→ Exercise objective: Copy out, character for character, every line from the start of the records through the line containing "text: 3. Na", with both ends included.

Element box annotations:
***

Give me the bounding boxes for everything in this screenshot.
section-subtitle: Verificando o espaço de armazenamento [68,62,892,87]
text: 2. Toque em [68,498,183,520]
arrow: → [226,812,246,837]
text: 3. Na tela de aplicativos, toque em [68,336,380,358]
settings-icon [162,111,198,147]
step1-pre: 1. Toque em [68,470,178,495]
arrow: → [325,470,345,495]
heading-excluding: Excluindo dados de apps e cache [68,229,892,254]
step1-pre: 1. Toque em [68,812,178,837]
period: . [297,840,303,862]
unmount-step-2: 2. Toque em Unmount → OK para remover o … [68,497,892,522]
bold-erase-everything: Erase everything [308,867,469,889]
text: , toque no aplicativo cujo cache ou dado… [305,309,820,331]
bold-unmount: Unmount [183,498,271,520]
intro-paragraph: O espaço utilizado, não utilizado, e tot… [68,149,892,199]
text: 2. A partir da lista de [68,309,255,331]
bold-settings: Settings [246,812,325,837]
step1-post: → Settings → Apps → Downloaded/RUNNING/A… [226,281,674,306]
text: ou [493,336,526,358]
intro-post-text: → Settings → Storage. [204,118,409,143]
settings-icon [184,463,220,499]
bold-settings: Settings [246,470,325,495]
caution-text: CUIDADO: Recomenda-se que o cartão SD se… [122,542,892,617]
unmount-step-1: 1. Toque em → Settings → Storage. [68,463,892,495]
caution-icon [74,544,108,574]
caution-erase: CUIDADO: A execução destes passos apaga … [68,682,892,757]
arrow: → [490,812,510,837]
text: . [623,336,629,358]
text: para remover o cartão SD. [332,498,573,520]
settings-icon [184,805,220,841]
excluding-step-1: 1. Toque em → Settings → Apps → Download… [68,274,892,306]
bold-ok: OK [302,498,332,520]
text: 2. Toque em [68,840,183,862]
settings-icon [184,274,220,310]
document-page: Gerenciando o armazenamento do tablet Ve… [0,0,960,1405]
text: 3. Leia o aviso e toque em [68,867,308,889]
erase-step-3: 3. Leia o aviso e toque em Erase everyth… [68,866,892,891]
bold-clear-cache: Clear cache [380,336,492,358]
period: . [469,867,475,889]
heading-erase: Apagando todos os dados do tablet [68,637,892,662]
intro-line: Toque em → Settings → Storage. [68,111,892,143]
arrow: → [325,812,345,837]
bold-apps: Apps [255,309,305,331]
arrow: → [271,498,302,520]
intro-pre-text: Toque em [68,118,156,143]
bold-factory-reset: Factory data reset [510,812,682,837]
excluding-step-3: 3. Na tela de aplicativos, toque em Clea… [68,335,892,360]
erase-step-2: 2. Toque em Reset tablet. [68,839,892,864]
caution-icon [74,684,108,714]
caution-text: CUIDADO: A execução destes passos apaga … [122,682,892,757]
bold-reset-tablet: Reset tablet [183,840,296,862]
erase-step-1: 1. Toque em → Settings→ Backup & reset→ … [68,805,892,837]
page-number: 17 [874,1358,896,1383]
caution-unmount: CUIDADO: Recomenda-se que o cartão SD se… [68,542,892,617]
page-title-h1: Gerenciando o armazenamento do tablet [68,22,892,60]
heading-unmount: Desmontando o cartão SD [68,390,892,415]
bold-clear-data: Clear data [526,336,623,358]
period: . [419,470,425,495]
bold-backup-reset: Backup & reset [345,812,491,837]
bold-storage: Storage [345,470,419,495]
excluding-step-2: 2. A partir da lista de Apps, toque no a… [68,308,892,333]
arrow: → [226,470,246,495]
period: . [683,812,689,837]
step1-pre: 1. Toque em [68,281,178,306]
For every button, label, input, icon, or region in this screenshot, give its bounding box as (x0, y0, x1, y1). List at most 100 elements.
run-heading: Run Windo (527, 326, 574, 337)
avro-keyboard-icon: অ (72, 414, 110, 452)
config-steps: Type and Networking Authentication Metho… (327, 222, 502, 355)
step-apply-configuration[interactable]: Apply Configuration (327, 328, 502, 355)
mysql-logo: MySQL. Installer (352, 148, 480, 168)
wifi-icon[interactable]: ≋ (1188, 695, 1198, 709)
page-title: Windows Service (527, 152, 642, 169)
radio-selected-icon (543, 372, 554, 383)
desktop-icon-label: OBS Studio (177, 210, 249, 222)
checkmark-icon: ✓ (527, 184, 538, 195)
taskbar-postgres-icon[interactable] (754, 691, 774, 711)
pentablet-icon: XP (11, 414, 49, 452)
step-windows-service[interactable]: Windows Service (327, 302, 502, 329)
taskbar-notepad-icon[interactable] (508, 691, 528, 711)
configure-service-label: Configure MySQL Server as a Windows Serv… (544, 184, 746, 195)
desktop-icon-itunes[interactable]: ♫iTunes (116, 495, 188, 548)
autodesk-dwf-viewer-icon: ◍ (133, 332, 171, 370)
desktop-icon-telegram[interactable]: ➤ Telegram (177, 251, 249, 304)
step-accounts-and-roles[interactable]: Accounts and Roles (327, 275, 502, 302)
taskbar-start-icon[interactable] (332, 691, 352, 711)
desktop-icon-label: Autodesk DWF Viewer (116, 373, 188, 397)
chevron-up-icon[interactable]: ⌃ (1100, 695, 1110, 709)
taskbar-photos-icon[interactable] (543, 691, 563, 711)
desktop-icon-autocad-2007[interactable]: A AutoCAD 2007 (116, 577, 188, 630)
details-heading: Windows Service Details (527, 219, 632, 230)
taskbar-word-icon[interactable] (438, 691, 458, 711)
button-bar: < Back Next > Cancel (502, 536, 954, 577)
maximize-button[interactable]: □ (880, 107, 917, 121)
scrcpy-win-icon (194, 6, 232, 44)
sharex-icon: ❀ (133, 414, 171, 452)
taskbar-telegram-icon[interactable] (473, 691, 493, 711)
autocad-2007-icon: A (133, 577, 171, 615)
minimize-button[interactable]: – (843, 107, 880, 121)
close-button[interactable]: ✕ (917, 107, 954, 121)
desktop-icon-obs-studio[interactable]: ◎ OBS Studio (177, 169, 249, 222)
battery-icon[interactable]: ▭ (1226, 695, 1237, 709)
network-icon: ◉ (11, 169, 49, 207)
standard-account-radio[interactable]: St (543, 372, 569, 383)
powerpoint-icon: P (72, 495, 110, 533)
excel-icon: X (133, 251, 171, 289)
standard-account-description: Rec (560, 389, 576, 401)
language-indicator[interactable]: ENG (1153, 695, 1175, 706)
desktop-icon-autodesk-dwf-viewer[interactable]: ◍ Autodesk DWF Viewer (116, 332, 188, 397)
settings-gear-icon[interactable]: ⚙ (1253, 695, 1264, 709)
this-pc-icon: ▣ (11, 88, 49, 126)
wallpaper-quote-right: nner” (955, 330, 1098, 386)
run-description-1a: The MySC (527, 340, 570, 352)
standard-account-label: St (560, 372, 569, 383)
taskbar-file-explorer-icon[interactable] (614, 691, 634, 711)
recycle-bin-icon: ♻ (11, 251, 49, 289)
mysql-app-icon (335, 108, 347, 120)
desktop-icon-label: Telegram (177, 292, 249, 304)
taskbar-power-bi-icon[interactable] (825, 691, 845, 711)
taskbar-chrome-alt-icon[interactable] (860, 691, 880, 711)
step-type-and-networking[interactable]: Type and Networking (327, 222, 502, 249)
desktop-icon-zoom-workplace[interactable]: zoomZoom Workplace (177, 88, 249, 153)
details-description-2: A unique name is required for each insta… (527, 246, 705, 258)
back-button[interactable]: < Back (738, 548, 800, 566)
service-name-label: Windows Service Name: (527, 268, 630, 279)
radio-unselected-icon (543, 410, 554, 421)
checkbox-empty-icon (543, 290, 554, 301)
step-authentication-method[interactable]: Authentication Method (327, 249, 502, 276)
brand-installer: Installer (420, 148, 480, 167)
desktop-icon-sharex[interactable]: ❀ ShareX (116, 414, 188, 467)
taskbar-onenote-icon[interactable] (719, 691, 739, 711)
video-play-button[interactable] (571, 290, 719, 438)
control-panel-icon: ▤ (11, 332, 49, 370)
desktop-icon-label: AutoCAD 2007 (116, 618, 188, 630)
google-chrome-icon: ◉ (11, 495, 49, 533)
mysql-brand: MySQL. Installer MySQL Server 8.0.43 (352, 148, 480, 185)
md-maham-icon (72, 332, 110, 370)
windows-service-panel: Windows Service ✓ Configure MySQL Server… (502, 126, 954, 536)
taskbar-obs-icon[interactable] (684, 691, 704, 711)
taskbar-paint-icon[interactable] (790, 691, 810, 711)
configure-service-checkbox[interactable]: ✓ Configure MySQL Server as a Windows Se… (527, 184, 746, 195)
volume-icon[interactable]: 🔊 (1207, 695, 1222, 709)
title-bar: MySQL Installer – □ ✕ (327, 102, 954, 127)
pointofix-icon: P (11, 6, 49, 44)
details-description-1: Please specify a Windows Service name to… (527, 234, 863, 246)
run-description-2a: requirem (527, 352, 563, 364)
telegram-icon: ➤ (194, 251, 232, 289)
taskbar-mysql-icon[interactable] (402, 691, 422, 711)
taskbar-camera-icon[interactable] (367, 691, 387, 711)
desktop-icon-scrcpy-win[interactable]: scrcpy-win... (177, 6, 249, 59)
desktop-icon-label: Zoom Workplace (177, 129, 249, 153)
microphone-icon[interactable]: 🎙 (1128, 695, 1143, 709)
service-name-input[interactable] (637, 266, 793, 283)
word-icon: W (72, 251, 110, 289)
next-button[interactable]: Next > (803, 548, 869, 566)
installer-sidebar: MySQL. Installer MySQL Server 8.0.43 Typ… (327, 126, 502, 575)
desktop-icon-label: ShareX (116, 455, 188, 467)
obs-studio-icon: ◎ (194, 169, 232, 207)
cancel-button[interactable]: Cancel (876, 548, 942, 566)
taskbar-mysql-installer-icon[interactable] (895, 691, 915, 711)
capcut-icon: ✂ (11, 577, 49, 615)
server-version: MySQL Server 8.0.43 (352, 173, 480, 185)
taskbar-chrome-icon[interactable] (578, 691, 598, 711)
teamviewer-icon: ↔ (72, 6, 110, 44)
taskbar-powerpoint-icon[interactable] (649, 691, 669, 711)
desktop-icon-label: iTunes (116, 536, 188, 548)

***

→ Result:
Give me the bounding boxes for everything in this screenshot.
section-subtitle: Verificando o espaço de armazenamento [68,62,892,87]
text: 2. Toque em [68,498,183,520]
arrow: → [226,812,246,837]
text: 3. Na tela de aplicativos, toque em [68,336,380,358]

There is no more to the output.